> _REQUIREMENTS_
Here are some records; return them all exactly.

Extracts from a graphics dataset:
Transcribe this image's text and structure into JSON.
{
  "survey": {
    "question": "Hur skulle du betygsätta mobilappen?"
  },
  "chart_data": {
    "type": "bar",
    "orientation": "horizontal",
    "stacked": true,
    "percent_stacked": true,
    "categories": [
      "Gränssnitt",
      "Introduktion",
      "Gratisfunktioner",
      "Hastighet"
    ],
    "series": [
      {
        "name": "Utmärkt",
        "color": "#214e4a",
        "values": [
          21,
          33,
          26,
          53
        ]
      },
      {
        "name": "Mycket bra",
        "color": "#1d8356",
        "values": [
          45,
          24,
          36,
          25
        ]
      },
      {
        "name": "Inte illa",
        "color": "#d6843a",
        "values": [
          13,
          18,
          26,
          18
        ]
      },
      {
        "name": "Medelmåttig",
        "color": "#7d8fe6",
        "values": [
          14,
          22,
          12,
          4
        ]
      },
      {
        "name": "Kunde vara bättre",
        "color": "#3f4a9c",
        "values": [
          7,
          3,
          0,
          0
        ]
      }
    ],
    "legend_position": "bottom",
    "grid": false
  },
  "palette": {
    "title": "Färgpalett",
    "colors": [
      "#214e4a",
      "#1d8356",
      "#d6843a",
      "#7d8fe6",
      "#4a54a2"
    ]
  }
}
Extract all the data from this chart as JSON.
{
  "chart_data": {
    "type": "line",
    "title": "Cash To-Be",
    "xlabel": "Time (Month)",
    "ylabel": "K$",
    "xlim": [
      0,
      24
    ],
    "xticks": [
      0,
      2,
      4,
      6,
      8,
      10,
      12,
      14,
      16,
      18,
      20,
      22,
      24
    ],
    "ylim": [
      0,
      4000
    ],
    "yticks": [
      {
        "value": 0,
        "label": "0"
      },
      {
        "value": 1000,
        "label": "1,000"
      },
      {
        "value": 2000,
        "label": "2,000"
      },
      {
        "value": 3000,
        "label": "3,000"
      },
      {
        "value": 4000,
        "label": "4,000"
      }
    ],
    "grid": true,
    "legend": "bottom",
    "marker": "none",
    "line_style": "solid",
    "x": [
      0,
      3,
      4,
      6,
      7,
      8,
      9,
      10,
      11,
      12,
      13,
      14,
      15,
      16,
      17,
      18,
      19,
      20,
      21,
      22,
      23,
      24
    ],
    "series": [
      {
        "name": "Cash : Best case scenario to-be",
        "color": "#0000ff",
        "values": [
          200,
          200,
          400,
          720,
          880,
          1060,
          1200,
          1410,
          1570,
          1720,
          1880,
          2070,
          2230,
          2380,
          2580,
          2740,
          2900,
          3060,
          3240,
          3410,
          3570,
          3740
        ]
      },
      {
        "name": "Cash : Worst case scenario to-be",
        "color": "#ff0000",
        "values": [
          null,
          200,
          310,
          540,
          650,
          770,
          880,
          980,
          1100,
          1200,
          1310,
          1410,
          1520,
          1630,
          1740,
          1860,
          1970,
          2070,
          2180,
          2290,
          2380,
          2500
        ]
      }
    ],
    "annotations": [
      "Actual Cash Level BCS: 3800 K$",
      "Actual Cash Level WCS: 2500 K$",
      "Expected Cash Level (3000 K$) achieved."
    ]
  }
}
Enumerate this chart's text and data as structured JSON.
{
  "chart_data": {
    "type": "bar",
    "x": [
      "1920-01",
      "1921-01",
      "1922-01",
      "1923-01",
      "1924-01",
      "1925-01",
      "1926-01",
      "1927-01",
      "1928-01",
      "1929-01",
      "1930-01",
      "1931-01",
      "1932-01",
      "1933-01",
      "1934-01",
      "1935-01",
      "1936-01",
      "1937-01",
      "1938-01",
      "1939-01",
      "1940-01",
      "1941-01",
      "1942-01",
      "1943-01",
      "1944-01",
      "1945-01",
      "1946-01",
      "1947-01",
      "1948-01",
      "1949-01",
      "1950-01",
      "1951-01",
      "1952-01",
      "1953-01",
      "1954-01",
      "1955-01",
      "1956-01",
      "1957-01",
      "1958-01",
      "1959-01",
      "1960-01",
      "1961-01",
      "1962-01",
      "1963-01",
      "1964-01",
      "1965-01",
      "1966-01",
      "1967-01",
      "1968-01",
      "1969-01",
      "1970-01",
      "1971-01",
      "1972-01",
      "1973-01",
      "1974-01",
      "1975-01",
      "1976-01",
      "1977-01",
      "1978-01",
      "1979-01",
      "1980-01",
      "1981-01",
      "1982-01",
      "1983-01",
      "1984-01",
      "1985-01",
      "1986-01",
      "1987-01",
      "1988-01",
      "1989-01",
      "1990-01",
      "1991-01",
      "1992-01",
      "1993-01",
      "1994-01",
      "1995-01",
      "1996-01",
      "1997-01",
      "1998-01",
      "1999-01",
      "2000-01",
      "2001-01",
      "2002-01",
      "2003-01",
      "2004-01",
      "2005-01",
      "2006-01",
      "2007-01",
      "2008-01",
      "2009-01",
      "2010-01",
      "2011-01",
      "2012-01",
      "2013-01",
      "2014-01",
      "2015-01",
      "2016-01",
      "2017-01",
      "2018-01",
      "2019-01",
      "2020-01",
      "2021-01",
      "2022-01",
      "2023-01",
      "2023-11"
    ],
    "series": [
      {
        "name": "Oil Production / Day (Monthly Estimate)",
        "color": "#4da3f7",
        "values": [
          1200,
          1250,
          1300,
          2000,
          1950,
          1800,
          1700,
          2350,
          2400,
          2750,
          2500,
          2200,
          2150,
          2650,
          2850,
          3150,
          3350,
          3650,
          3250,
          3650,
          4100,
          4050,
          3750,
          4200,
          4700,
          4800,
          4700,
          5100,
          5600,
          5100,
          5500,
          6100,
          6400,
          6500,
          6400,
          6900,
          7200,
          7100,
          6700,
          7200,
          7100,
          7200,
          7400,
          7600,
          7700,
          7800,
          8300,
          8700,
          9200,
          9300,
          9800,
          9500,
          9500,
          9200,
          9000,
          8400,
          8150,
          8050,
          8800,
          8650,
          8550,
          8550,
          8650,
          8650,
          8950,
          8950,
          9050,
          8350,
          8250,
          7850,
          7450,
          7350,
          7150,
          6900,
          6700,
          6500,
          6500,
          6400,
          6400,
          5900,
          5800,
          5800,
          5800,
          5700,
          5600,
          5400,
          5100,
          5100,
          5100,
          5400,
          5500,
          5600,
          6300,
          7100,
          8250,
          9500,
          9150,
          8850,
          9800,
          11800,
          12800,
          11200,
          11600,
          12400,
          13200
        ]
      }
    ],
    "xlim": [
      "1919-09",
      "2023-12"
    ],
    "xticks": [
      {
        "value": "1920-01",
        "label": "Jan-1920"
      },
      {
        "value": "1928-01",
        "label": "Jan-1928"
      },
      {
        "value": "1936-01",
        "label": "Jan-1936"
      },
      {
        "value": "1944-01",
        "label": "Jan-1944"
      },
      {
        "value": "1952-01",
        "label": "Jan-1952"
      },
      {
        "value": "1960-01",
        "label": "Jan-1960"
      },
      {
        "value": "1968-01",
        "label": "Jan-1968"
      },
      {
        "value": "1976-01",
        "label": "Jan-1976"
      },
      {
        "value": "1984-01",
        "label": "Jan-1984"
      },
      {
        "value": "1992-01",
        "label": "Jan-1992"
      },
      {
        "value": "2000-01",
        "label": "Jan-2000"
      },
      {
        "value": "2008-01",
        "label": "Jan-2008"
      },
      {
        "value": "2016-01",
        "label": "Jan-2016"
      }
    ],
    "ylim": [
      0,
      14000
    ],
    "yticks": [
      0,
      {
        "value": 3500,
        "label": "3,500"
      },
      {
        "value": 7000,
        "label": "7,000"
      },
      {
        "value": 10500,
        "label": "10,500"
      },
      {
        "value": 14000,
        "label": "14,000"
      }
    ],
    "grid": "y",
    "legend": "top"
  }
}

> _THE REPLY_
Transcribe this image's text and structure into JSON.
{
  "survey": {
    "question": "Hur skulle du betygsätta mobilappen?"
  },
  "chart_data": {
    "type": "bar",
    "orientation": "horizontal",
    "stacked": true,
    "percent_stacked": true,
    "categories": [
      "Gränssnitt",
      "Introduktion",
      "Gratisfunktioner",
      "Hastighet"
    ],
    "series": [
      {
        "name": "Utmärkt",
        "color": "#214e4a",
        "values": [
          21,
          33,
          26,
          53
        ]
      },
      {
        "name": "Mycket bra",
        "color": "#1d8356",
        "values": [
          45,
          24,
          36,
          25
        ]
      },
      {
        "name": "Inte illa",
        "color": "#d6843a",
        "values": [
          13,
          18,
          26,
          18
        ]
      },
      {
        "name": "Medelmåttig",
        "color": "#7d8fe6",
        "values": [
          14,
          22,
          12,
          4
        ]
      },
      {
        "name": "Kunde vara bättre",
        "color": "#3f4a9c",
        "values": [
          7,
          3,
          0,
          0
        ]
      }
    ],
    "legend_position": "bottom",
    "grid": false
  },
  "palette": {
    "title": "Färgpalett",
    "colors": [
      "#214e4a",
      "#1d8356",
      "#d6843a",
      "#7d8fe6",
      "#4a54a2"
    ]
  }
}
Extract all the data from this chart as JSON.
{
  "chart_data": {
    "type": "line",
    "title": "Cash To-Be",
    "xlabel": "Time (Month)",
    "ylabel": "K$",
    "xlim": [
      0,
      24
    ],
    "xticks": [
      0,
      2,
      4,
      6,
      8,
      10,
      12,
      14,
      16,
      18,
      20,
      22,
      24
    ],
    "ylim": [
      0,
      4000
    ],
    "yticks": [
      {
        "value": 0,
        "label": "0"
      },
      {
        "value": 1000,
        "label": "1,000"
      },
      {
        "value": 2000,
        "label": "2,000"
      },
      {
        "value": 3000,
        "label": "3,000"
      },
      {
        "value": 4000,
        "label": "4,000"
      }
    ],
    "grid": true,
    "legend": "bottom",
    "marker": "none",
    "line_style": "solid",
    "x": [
      0,
      3,
      4,
      6,
      7,
      8,
      9,
      10,
      11,
      12,
      13,
      14,
      15,
      16,
      17,
      18,
      19,
      20,
      21,
      22,
      23,
      24
    ],
    "series": [
      {
        "name": "Cash : Best case scenario to-be",
        "color": "#0000ff",
        "values": [
          200,
          200,
          400,
          720,
          880,
          1060,
          1200,
          1410,
          1570,
          1720,
          1880,
          2070,
          2230,
          2380,
          2580,
          2740,
          2900,
          3060,
          3240,
          3410,
          3570,
          3740
        ]
      },
      {
        "name": "Cash : Worst case scenario to-be",
        "color": "#ff0000",
        "values": [
          null,
          200,
          310,
          540,
          650,
          770,
          880,
          980,
          1100,
          1200,
          1310,
          1410,
          1520,
          1630,
          1740,
          1860,
          1970,
          2070,
          2180,
          2290,
          2380,
          2500
        ]
      }
    ],
    "annotations": [
      "Actual Cash Level BCS: 3800 K$",
      "Actual Cash Level WCS: 2500 K$",
      "Expected Cash Level (3000 K$) achieved."
    ]
  }
}
Enumerate this chart's text and data as structured JSON.
{
  "chart_data": {
    "type": "bar",
    "x": [
      "1920-01",
      "1921-01",
      "1922-01",
      "1923-01",
      "1924-01",
      "1925-01",
      "1926-01",
      "1927-01",
      "1928-01",
      "1929-01",
      "1930-01",
      "1931-01",
      "1932-01",
      "1933-01",
      "1934-01",
      "1935-01",
      "1936-01",
      "1937-01",
      "1938-01",
      "1939-01",
      "1940-01",
      "1941-01",
      "1942-01",
      "1943-01",
      "1944-01",
      "1945-01",
      "1946-01",
      "1947-01",
      "1948-01",
      "1949-01",
      "1950-01",
      "1951-01",
      "1952-01",
      "1953-01",
      "1954-01",
      "1955-01",
      "1956-01",
      "1957-01",
      "1958-01",
      "1959-01",
      "1960-01",
      "1961-01",
      "1962-01",
      "1963-01",
      "1964-01",
      "1965-01",
      "1966-01",
      "1967-01",
      "1968-01",
      "1969-01",
      "1970-01",
      "1971-01",
      "1972-01",
      "1973-01",
      "1974-01",
      "1975-01",
      "1976-01",
      "1977-01",
      "1978-01",
      "1979-01",
      "1980-01",
      "1981-01",
      "1982-01",
      "1983-01",
      "1984-01",
      "1985-01",
      "1986-01",
      "1987-01",
      "1988-01",
      "1989-01",
      "1990-01",
      "1991-01",
      "1992-01",
      "1993-01",
      "1994-01",
      "1995-01",
      "1996-01",
      "1997-01",
      "1998-01",
      "1999-01",
      "2000-01",
      "2001-01",
      "2002-01",
      "2003-01",
      "2004-01",
      "2005-01",
      "2006-01",
      "2007-01",
      "2008-01",
      "2009-01",
      "2010-01",
      "2011-01",
      "2012-01",
      "2013-01",
      "2014-01",
      "2015-01",
      "2016-01",
      "2017-01",
      "2018-01",
      "2019-01",
      "2020-01",
      "2021-01",
      "2022-01",
      "2023-01",
      "2023-11"
    ],
    "series": [
      {
        "name": "Oil Production / Day (Monthly Estimate)",
        "color": "#4da3f7",
        "values": [
          1200,
          1250,
          1300,
          2000,
          1950,
          1800,
          1700,
          2350,
          2400,
          2750,
          2500,
          2200,
          2150,
          2650,
          2850,
          3150,
          3350,
          3650,
          3250,
          3650,
          4100,
          4050,
          3750,
          4200,
          4700,
          4800,
          4700,
          5100,
          5600,
          5100,
          5500,
          6100,
          6400,
          6500,
          6400,
          6900,
          7200,
          7100,
          6700,
          7200,
          7100,
          7200,
          7400,
          7600,
          7700,
          7800,
          8300,
          8700,
          9200,
          9300,
          9800,
          9500,
          9500,
          9200,
          9000,
          8400,
          8150,
          8050,
          8800,
          8650,
          8550,
          8550,
          8650,
          8650,
          8950,
          8950,
          9050,
          8350,
          8250,
          7850,
          7450,
          7350,
          7150,
          6900,
          6700,
          6500,
          6500,
          6400,
          6400,
          5900,
          5800,
          5800,
          5800,
          5700,
          5600,
          5400,
          5100,
          5100,
          5100,
          5400,
          5500,
          5600,
          6300,
          7100,
          8250,
          9500,
          9150,
          8850,
          9800,
          11800,
          12800,
          11200,
          11600,
          12400,
          13200
        ]
      }
    ],
    "xlim": [
      "1919-09",
      "2023-12"
    ],
    "xticks": [
      {
        "value": "1920-01",
        "label": "Jan-1920"
      },
      {
        "value": "1928-01",
        "label": "Jan-1928"
      },
      {
        "value": "1936-01",
        "label": "Jan-1936"
      },
      {
        "value": "1944-01",
        "label": "Jan-1944"
      },
      {
        "value": "1952-01",
        "label": "Jan-1952"
      },
      {
        "value": "1960-01",
        "label": "Jan-1960"
      },
      {
        "value": "1968-01",
        "label": "Jan-1968"
      },
      {
        "value": "1976-01",
        "label": "Jan-1976"
      },
      {
        "value": "1984-01",
        "label": "Jan-1984"
      },
      {
        "value": "1992-01",
        "label": "Jan-1992"
      },
      {
        "value": "2000-01",
        "label": "Jan-2000"
      },
      {
        "value": "2008-01",
        "label": "Jan-2008"
      },
      {
        "value": "2016-01",
        "label": "Jan-2016"
      }
    ],
    "ylim": [
      0,
      14000
    ],
    "yticks": [
      0,
      {
        "value": 3500,
        "label": "3,500"
      },
      {
        "value": 7000,
        "label": "7,000"
      },
      {
        "value": 10500,
        "label": "10,500"
      },
      {
        "value": 14000,
        "label": "14,000"
      }
    ],
    "grid": "y",
    "legend": "top"
  }
}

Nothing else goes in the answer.